**DATASET EXCERPTS:**

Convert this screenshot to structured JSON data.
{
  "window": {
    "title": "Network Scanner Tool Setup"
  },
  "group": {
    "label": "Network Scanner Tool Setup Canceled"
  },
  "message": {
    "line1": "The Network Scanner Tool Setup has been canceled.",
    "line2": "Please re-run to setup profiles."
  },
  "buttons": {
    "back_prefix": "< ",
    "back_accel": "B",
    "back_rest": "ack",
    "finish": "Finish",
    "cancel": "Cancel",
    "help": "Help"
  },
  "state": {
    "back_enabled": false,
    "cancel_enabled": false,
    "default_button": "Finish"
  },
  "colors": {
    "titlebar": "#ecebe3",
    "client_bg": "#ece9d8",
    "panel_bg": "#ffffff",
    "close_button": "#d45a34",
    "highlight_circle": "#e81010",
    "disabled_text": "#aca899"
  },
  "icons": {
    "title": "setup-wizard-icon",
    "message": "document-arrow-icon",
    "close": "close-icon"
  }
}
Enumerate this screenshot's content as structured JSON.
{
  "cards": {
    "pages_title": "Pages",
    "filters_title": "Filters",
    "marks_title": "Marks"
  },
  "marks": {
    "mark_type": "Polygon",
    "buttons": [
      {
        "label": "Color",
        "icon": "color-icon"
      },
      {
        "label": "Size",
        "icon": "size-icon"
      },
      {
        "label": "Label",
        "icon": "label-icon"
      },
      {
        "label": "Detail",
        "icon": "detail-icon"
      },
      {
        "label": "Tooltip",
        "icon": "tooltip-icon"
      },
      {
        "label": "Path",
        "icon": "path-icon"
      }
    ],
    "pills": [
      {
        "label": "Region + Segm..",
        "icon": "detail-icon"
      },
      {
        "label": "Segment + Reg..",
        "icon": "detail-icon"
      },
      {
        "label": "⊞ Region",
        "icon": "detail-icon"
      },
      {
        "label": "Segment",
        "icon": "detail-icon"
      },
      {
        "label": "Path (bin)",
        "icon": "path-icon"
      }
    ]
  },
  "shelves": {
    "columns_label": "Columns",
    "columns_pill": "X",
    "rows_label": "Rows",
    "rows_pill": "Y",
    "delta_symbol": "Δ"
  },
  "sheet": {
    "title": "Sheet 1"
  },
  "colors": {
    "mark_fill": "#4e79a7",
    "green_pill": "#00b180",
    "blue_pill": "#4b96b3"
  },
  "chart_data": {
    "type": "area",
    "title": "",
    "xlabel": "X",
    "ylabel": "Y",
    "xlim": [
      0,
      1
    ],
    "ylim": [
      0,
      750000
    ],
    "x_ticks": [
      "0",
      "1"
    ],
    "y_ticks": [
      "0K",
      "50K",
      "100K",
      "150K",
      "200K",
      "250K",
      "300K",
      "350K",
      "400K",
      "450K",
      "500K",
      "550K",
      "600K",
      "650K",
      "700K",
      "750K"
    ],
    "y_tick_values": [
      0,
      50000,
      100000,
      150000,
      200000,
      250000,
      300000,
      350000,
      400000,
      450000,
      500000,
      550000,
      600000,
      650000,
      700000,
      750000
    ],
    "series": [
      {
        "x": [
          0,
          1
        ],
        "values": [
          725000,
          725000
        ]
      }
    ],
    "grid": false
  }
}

**TASK GOAL:** Please return the data above exactly as given.

**RESULT OF THIS EXERCISE:**
Convert this screenshot to structured JSON data.
{
  "window": {
    "title": "Network Scanner Tool Setup"
  },
  "group": {
    "label": "Network Scanner Tool Setup Canceled"
  },
  "message": {
    "line1": "The Network Scanner Tool Setup has been canceled.",
    "line2": "Please re-run to setup profiles."
  },
  "buttons": {
    "back_prefix": "< ",
    "back_accel": "B",
    "back_rest": "ack",
    "finish": "Finish",
    "cancel": "Cancel",
    "help": "Help"
  },
  "state": {
    "back_enabled": false,
    "cancel_enabled": false,
    "default_button": "Finish"
  },
  "colors": {
    "titlebar": "#ecebe3",
    "client_bg": "#ece9d8",
    "panel_bg": "#ffffff",
    "close_button": "#d45a34",
    "highlight_circle": "#e81010",
    "disabled_text": "#aca899"
  },
  "icons": {
    "title": "setup-wizard-icon",
    "message": "document-arrow-icon",
    "close": "close-icon"
  }
}
Enumerate this screenshot's content as structured JSON.
{
  "cards": {
    "pages_title": "Pages",
    "filters_title": "Filters",
    "marks_title": "Marks"
  },
  "marks": {
    "mark_type": "Polygon",
    "buttons": [
      {
        "label": "Color",
        "icon": "color-icon"
      },
      {
        "label": "Size",
        "icon": "size-icon"
      },
      {
        "label": "Label",
        "icon": "label-icon"
      },
      {
        "label": "Detail",
        "icon": "detail-icon"
      },
      {
        "label": "Tooltip",
        "icon": "tooltip-icon"
      },
      {
        "label": "Path",
        "icon": "path-icon"
      }
    ],
    "pills": [
      {
        "label": "Region + Segm..",
        "icon": "detail-icon"
      },
      {
        "label": "Segment + Reg..",
        "icon": "detail-icon"
      },
      {
        "label": "⊞ Region",
        "icon": "detail-icon"
      },
      {
        "label": "Segment",
        "icon": "detail-icon"
      },
      {
        "label": "Path (bin)",
        "icon": "path-icon"
      }
    ]
  },
  "shelves": {
    "columns_label": "Columns",
    "columns_pill": "X",
    "rows_label": "Rows",
    "rows_pill": "Y",
    "delta_symbol": "Δ"
  },
  "sheet": {
    "title": "Sheet 1"
  },
  "colors": {
    "mark_fill": "#4e79a7",
    "green_pill": "#00b180",
    "blue_pill": "#4b96b3"
  },
  "chart_data": {
    "type": "area",
    "title": "",
    "xlabel": "X",
    "ylabel": "Y",
    "xlim": [
      0,
      1
    ],
    "ylim": [
      0,
      750000
    ],
    "x_ticks": [
      "0",
      "1"
    ],
    "y_ticks": [
      "0K",
      "50K",
      "100K",
      "150K",
      "200K",
      "250K",
      "300K",
      "350K",
      "400K",
      "450K",
      "500K",
      "550K",
      "600K",
      "650K",
      "700K",
      "750K"
    ],
    "y_tick_values": [
      0,
      50000,
      100000,
      150000,
      200000,
      250000,
      300000,
      350000,
      400000,
      450000,
      500000,
      550000,
      600000,
      650000,
      700000,
      750000
    ],
    "series": [
      {
        "x": [
          0,
          1
        ],
        "values": [
          725000,
          725000
        ]
      }
    ],
    "grid": false
  }
}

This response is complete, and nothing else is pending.